Complete the following =>
1 - Please update a section of the NOAA layoffs article, beginning at the words "Trump has made" and stopping after "services and missions.", with "layoffs" changed to "job cuts" throughout.
2 - According to the NOAA layoffs article, when did DOGE first target NOAA?
3 - Extend the NOAA layoffs article by continuing on from its final paragraph.

Excerpt =>
──────────────────────────────
Just weeks after the administration of U.S. President Donald Trump laid off hundreds of employees at NOAA in February, the agency is preparing for another round of layoffs and the closure of more than a dozen offices.
Trump has made shrinking the federal workforce and slashing grant funding a priority during the early days of his administration, tasking Elon Musk and his Department of Government Efficiency (DOGE) with leading the cuts. The government first offered a payout to federal employees who agreed to resign but has since begun implementing mass layoffs, targeting probationary employees who have spent less than two years on the job and have fewer job protections.
DOGE first targeted NOAA in early February, entering the agency’s headquarters and gaining access to its IT systems. Less than a month later, the agency laid off hundreds of employees. Democrats and former NOAA officials were quick to criticize the layoffs, saying the reduction in employees will have major repercussions on NOAA’s services and missions.
“Today, over 1,000 scientists and experts at NOAA received the news every federal worker has been dreading. Musk and his fake officials, the DOGE tech bros, have been rummaging through our most sensitive data without authority in violation of the law for weeks now,” U.S. Representative Jared Huffman (D-California) said at the time. “This has come with sweeping, indiscriminate layoffs of nonpartisan public servants. Park rangers, firefighters, scientists – all of these people, whose purpose is to serve everyday Americans, have had the rug pulled out from under them. We will all be worse off for it.”
──────────────────────────────
Given entries =>
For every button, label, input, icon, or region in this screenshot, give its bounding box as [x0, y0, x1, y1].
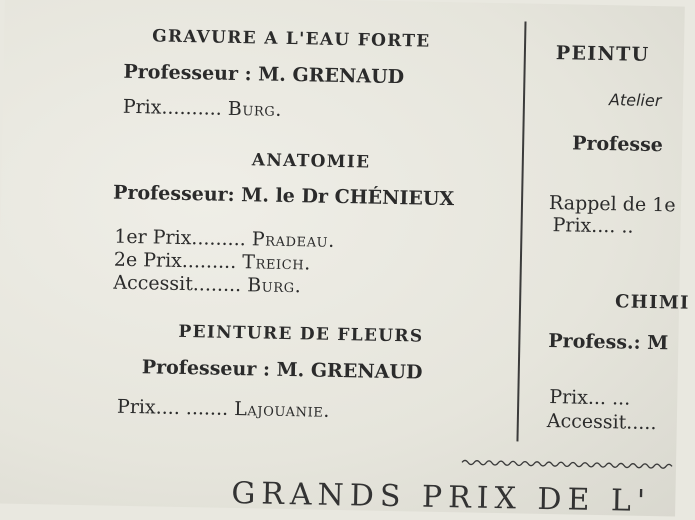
- section-title-chimie: CHIMI: [614, 291, 690, 314]
- prize-winner: Burg.: [227, 97, 283, 121]
- prize-winner: Pradeau.: [251, 228, 336, 252]
- professor-fleurs: Professeur : M. GRENAUD: [141, 356, 423, 384]
- prix-row-peinture: Prix.... ..: [552, 214, 634, 238]
- professor-peinture: Professe: [571, 132, 664, 157]
- prize-label: Prix..........: [122, 95, 223, 120]
- rappel-row: Rappel de 1e: [548, 192, 676, 217]
- section-title-anatomie: ANATOMIE: [251, 150, 371, 173]
- prize-label: 2e Prix.........: [113, 248, 237, 274]
- atelier-subheading: Atelier: [608, 90, 662, 111]
- professor-gravure: Professeur : M. GRENAUD: [123, 60, 405, 89]
- prize-winner: Lajouanie.: [234, 397, 331, 422]
- prize-row-anatomie-2: [114, 249, 311, 275]
- prix-row-chimie: Prix... ...: [549, 386, 631, 410]
- prize-label: Accessit........: [113, 271, 242, 297]
- bottom-heading: GRANDS PRIX DE L': [231, 475, 652, 520]
- section-title-fleurs: PEINTURE DE FLEURS: [178, 321, 424, 347]
- section-title-gravure: GRAVURE A L'EAU FORTE: [151, 26, 431, 52]
- prize-label: Prix.... .......: [116, 395, 229, 420]
- accessit-row-chimie: Accessit.....: [546, 410, 657, 435]
- prize-row-gravure: [123, 96, 283, 121]
- prize-label: 1er Prix.........: [114, 225, 246, 251]
- prize-row-anatomie-1: [114, 226, 335, 252]
- prize-row-anatomie-3: [113, 272, 301, 298]
- decorative-wavy-rule: [462, 458, 676, 470]
- prize-winner: Treich.: [242, 251, 312, 275]
- section-title-peinture: PEINTU: [555, 42, 650, 66]
- column-divider: [516, 21, 526, 441]
- prize-row-fleurs: [117, 396, 330, 422]
- professor-anatomie: Professeur: M. le Dr CHÉNIEUX: [112, 181, 455, 211]
- prize-winner: Burg.: [247, 274, 302, 298]
- professor-chimie: Profess.: M: [548, 330, 669, 355]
──────────────────────────────
Answers per task =>
1 -
Trump has made shrinking the federal workforce and slashing grant funding a priority during the early days of his administration, tasking Elon Musk and his Department of Government Efficiency (DOGE) with leading the cuts. The government first offered a payout to federal employees who agreed to resign but has since begun implementing mass job cuts, targeting probationary employees who have spent less than two years on the job and have fewer job protections.
DOGE first targeted NOAA in early February, entering the agency’s headquarters and gaining access to its IT systems. Less than a month later, the agency laid off hundreds of employees. Democrats and former NOAA officials were quick to criticize the job cuts, saying the reduction in employees will have major repercussions on NOAA’s services and missions.

2 - In early February.

3 -
Now, the agency is preparing for even more cuts, with sources telling the Associated Press that the Trump administration is planning to cut another 1,000 jobs – roughly 10 percent of NOAA’s workforce.
Conservation groups have lambasted the layoffs, arguing that they’ll degrade NOAA’s ability to support commercial fisheries and protect marine resources.
“Messing with the federal workforce charged with ensuring Americans know when severe weather is headed their way, that commercial fishing seasons start on time, protecting vital services the ocean provides us, or managing special places our families love to visit – just to name a few – is a classic ‘cutting off your nose to spite your face’ mentality,” Healthy Ocean Coalition Executive Director Sarah Winter Whelan said in a statement. “It’s a sad fact that impacts of these firings and cuts will hit us all in some way. Whether it is delayed warnings for dangerous weather, fishermen unable to fish, or lost economic opportunities for Americans and coastal communities derived from our ocean economy. We have to stand up for the people at NOAA and the important work they do.”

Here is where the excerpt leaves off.